---------- Data in this exercise ----------

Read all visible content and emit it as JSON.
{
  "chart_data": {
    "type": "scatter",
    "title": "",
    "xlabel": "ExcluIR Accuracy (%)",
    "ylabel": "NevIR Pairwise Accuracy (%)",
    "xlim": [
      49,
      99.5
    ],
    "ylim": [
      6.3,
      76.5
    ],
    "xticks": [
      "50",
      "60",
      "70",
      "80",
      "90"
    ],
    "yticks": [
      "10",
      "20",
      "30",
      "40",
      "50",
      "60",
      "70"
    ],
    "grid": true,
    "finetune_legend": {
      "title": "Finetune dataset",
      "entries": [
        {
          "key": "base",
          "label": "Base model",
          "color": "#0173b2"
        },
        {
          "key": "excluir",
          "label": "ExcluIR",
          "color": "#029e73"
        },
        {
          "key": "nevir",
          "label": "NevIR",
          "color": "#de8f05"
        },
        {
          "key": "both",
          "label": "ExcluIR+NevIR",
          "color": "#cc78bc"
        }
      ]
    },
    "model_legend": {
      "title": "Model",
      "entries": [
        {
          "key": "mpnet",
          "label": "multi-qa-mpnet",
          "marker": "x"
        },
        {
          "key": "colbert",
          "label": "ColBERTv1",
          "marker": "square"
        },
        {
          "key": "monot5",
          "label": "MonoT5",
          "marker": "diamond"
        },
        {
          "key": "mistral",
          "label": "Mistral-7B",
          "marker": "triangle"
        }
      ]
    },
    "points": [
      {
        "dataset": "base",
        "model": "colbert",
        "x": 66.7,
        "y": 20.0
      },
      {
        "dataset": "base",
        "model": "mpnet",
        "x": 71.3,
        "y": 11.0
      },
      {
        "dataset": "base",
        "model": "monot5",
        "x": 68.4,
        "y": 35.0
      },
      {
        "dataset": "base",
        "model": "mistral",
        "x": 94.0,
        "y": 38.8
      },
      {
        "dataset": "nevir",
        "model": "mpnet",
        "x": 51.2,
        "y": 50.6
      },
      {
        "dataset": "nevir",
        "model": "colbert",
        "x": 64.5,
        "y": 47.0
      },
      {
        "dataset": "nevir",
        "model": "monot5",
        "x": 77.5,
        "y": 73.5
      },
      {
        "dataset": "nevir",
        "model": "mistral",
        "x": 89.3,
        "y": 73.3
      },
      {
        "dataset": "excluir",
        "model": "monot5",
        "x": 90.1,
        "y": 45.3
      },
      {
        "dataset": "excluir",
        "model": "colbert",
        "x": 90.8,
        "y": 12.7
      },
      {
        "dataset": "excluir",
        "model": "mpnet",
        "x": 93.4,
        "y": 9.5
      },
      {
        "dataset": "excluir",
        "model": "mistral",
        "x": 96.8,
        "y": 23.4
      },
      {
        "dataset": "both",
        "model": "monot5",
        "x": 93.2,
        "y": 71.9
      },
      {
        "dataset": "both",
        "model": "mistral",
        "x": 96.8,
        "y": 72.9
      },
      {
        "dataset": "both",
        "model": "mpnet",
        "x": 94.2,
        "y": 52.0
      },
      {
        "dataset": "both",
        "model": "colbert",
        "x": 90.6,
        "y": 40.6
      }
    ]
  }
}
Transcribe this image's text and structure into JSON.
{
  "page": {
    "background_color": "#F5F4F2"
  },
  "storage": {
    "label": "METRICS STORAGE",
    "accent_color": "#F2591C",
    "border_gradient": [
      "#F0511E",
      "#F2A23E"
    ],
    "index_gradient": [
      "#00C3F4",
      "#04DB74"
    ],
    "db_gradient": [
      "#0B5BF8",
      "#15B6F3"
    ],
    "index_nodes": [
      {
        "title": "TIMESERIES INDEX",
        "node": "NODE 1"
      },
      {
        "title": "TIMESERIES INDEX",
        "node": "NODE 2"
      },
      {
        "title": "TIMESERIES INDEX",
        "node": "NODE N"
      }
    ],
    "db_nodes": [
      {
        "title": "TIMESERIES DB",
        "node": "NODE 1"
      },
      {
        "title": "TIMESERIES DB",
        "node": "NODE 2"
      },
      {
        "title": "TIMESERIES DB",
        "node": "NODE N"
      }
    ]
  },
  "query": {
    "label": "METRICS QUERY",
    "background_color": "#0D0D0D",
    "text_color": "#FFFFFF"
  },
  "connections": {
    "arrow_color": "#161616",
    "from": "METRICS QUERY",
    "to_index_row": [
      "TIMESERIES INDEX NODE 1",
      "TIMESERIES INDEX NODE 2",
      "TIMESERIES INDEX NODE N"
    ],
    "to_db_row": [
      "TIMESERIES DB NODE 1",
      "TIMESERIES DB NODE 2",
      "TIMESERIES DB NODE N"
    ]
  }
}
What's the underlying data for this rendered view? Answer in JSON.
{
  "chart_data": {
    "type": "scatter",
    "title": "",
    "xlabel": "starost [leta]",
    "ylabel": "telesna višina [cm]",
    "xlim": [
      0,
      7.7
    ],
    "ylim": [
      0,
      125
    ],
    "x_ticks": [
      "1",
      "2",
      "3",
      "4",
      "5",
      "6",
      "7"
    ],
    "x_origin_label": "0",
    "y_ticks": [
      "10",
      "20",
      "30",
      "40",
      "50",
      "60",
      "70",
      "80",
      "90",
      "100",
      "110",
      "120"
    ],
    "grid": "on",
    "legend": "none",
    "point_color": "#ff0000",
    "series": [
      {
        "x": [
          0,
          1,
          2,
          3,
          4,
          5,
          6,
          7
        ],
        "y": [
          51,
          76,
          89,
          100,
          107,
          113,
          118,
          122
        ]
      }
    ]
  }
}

----------

Take the lines above and print them exactly.

Read all visible content and emit it as JSON.
{
  "chart_data": {
    "type": "scatter",
    "title": "",
    "xlabel": "ExcluIR Accuracy (%)",
    "ylabel": "NevIR Pairwise Accuracy (%)",
    "xlim": [
      49,
      99.5
    ],
    "ylim": [
      6.3,
      76.5
    ],
    "xticks": [
      "50",
      "60",
      "70",
      "80",
      "90"
    ],
    "yticks": [
      "10",
      "20",
      "30",
      "40",
      "50",
      "60",
      "70"
    ],
    "grid": true,
    "finetune_legend": {
      "title": "Finetune dataset",
      "entries": [
        {
          "key": "base",
          "label": "Base model",
          "color": "#0173b2"
        },
        {
          "key": "excluir",
          "label": "ExcluIR",
          "color": "#029e73"
        },
        {
          "key": "nevir",
          "label": "NevIR",
          "color": "#de8f05"
        },
        {
          "key": "both",
          "label": "ExcluIR+NevIR",
          "color": "#cc78bc"
        }
      ]
    },
    "model_legend": {
      "title": "Model",
      "entries": [
        {
          "key": "mpnet",
          "label": "multi-qa-mpnet",
          "marker": "x"
        },
        {
          "key": "colbert",
          "label": "ColBERTv1",
          "marker": "square"
        },
        {
          "key": "monot5",
          "label": "MonoT5",
          "marker": "diamond"
        },
        {
          "key": "mistral",
          "label": "Mistral-7B",
          "marker": "triangle"
        }
      ]
    },
    "points": [
      {
        "dataset": "base",
        "model": "colbert",
        "x": 66.7,
        "y": 20.0
      },
      {
        "dataset": "base",
        "model": "mpnet",
        "x": 71.3,
        "y": 11.0
      },
      {
        "dataset": "base",
        "model": "monot5",
        "x": 68.4,
        "y": 35.0
      },
      {
        "dataset": "base",
        "model": "mistral",
        "x": 94.0,
        "y": 38.8
      },
      {
        "dataset": "nevir",
        "model": "mpnet",
        "x": 51.2,
        "y": 50.6
      },
      {
        "dataset": "nevir",
        "model": "colbert",
        "x": 64.5,
        "y": 47.0
      },
      {
        "dataset": "nevir",
        "model": "monot5",
        "x": 77.5,
        "y": 73.5
      },
      {
        "dataset": "nevir",
        "model": "mistral",
        "x": 89.3,
        "y": 73.3
      },
      {
        "dataset": "excluir",
        "model": "monot5",
        "x": 90.1,
        "y": 45.3
      },
      {
        "dataset": "excluir",
        "model": "colbert",
        "x": 90.8,
        "y": 12.7
      },
      {
        "dataset": "excluir",
        "model": "mpnet",
        "x": 93.4,
        "y": 9.5
      },
      {
        "dataset": "excluir",
        "model": "mistral",
        "x": 96.8,
        "y": 23.4
      },
      {
        "dataset": "both",
        "model": "monot5",
        "x": 93.2,
        "y": 71.9
      },
      {
        "dataset": "both",
        "model": "mistral",
        "x": 96.8,
        "y": 72.9
      },
      {
        "dataset": "both",
        "model": "mpnet",
        "x": 94.2,
        "y": 52.0
      },
      {
        "dataset": "both",
        "model": "colbert",
        "x": 90.6,
        "y": 40.6
      }
    ]
  }
}
Transcribe this image's text and structure into JSON.
{
  "page": {
    "background_color": "#F5F4F2"
  },
  "storage": {
    "label": "METRICS STORAGE",
    "accent_color": "#F2591C",
    "border_gradient": [
      "#F0511E",
      "#F2A23E"
    ],
    "index_gradient": [
      "#00C3F4",
      "#04DB74"
    ],
    "db_gradient": [
      "#0B5BF8",
      "#15B6F3"
    ],
    "index_nodes": [
      {
        "title": "TIMESERIES INDEX",
        "node": "NODE 1"
      },
      {
        "title": "TIMESERIES INDEX",
        "node": "NODE 2"
      },
      {
        "title": "TIMESERIES INDEX",
        "node": "NODE N"
      }
    ],
    "db_nodes": [
      {
        "title": "TIMESERIES DB",
        "node": "NODE 1"
      },
      {
        "title": "TIMESERIES DB",
        "node": "NODE 2"
      },
      {
        "title": "TIMESERIES DB",
        "node": "NODE N"
      }
    ]
  },
  "query": {
    "label": "METRICS QUERY",
    "background_color": "#0D0D0D",
    "text_color": "#FFFFFF"
  },
  "connections": {
    "arrow_color": "#161616",
    "from": "METRICS QUERY",
    "to_index_row": [
      "TIMESERIES INDEX NODE 1",
      "TIMESERIES INDEX NODE 2",
      "TIMESERIES INDEX NODE N"
    ],
    "to_db_row": [
      "TIMESERIES DB NODE 1",
      "TIMESERIES DB NODE 2",
      "TIMESERIES DB NODE N"
    ]
  }
}
What's the underlying data for this rendered view? Answer in JSON.
{
  "chart_data": {
    "type": "scatter",
    "title": "",
    "xlabel": "starost [leta]",
    "ylabel": "telesna višina [cm]",
    "xlim": [
      0,
      7.7
    ],
    "ylim": [
      0,
      125
    ],
    "x_ticks": [
      "1",
      "2",
      "3",
      "4",
      "5",
      "6",
      "7"
    ],
    "x_origin_label": "0",
    "y_ticks": [
      "10",
      "20",
      "30",
      "40",
      "50",
      "60",
      "70",
      "80",
      "90",
      "100",
      "110",
      "120"
    ],
    "grid": "on",
    "legend": "none",
    "point_color": "#ff0000",
    "series": [
      {
        "x": [
          0,
          1,
          2,
          3,
          4,
          5,
          6,
          7
        ],
        "y": [
          51,
          76,
          89,
          100,
          107,
          113,
          118,
          122
        ]
      }
    ]
  }
}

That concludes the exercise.